# What you should do:
Reproduce the line that holds "Output a JSON" together with all the lines after it up to the end of the entries.

# Record extracts:
■ ■ ■ ■

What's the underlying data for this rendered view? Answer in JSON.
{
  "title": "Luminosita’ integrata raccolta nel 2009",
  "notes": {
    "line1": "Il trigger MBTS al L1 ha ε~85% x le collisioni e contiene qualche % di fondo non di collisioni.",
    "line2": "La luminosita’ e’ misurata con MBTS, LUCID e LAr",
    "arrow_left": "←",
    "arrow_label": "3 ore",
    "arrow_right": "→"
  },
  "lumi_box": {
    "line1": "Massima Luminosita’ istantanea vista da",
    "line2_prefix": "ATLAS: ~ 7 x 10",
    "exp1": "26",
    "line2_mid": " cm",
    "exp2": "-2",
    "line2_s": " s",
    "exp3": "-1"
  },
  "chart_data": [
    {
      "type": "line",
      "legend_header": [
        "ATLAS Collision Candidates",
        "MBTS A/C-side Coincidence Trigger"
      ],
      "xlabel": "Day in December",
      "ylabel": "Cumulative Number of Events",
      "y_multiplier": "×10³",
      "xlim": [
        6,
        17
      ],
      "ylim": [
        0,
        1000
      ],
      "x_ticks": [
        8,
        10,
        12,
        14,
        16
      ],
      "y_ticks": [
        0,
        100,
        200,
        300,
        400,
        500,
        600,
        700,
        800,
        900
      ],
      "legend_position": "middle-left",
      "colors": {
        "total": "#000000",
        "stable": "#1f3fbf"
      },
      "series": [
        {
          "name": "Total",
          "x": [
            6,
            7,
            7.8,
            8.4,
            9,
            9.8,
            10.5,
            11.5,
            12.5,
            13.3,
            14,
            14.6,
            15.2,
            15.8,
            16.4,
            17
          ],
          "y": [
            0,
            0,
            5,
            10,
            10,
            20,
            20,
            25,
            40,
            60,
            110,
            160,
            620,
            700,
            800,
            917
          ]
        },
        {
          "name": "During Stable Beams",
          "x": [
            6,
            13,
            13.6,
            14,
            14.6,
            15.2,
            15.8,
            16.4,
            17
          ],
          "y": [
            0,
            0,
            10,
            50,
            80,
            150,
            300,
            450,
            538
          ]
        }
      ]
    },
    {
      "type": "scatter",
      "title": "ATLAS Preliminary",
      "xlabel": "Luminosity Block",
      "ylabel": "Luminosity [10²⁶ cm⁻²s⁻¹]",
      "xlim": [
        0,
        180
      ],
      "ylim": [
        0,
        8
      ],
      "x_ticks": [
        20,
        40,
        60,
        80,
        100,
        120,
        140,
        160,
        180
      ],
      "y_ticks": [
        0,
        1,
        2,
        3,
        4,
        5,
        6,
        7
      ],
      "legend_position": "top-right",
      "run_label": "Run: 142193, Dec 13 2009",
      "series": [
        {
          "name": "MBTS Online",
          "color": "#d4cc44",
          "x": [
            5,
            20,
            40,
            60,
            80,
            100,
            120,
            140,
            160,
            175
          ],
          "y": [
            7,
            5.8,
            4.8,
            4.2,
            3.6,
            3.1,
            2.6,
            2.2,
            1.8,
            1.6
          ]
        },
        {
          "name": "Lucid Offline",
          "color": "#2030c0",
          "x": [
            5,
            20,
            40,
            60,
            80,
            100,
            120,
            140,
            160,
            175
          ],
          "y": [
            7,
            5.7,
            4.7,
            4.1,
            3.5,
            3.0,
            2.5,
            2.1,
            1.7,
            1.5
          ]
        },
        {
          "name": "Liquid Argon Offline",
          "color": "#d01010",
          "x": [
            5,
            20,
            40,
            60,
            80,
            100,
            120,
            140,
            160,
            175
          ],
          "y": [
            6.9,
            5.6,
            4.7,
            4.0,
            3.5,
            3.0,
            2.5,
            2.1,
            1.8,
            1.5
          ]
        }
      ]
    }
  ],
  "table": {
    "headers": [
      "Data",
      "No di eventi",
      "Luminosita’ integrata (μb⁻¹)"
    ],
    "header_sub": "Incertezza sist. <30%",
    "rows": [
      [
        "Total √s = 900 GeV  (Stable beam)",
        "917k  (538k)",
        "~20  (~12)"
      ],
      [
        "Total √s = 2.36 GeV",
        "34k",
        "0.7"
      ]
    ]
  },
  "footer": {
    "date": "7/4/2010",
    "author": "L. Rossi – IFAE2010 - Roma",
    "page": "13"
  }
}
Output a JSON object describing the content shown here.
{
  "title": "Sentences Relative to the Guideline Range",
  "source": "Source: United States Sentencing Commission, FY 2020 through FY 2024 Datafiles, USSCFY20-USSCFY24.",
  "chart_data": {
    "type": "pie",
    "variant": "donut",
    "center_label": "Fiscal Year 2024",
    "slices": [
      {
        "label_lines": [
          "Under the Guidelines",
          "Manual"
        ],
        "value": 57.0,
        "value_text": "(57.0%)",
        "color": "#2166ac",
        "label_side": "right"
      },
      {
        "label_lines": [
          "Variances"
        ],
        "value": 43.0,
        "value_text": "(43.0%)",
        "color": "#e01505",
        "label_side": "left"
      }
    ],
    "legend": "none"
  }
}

■ ■ ■ ■

# Answer to this problem:
Output a JSON object describing the content shown here.
{
  "title": "Sentences Relative to the Guideline Range",
  "source": "Source: United States Sentencing Commission, FY 2020 through FY 2024 Datafiles, USSCFY20-USSCFY24.",
  "chart_data": {
    "type": "pie",
    "variant": "donut",
    "center_label": "Fiscal Year 2024",
    "slices": [
      {
        "label_lines": [
          "Under the Guidelines",
          "Manual"
        ],
        "value": 57.0,
        "value_text": "(57.0%)",
        "color": "#2166ac",
        "label_side": "right"
      },
      {
        "label_lines": [
          "Variances"
        ],
        "value": 43.0,
        "value_text": "(43.0%)",
        "color": "#e01505",
        "label_side": "left"
      }
    ],
    "legend": "none"
  }
}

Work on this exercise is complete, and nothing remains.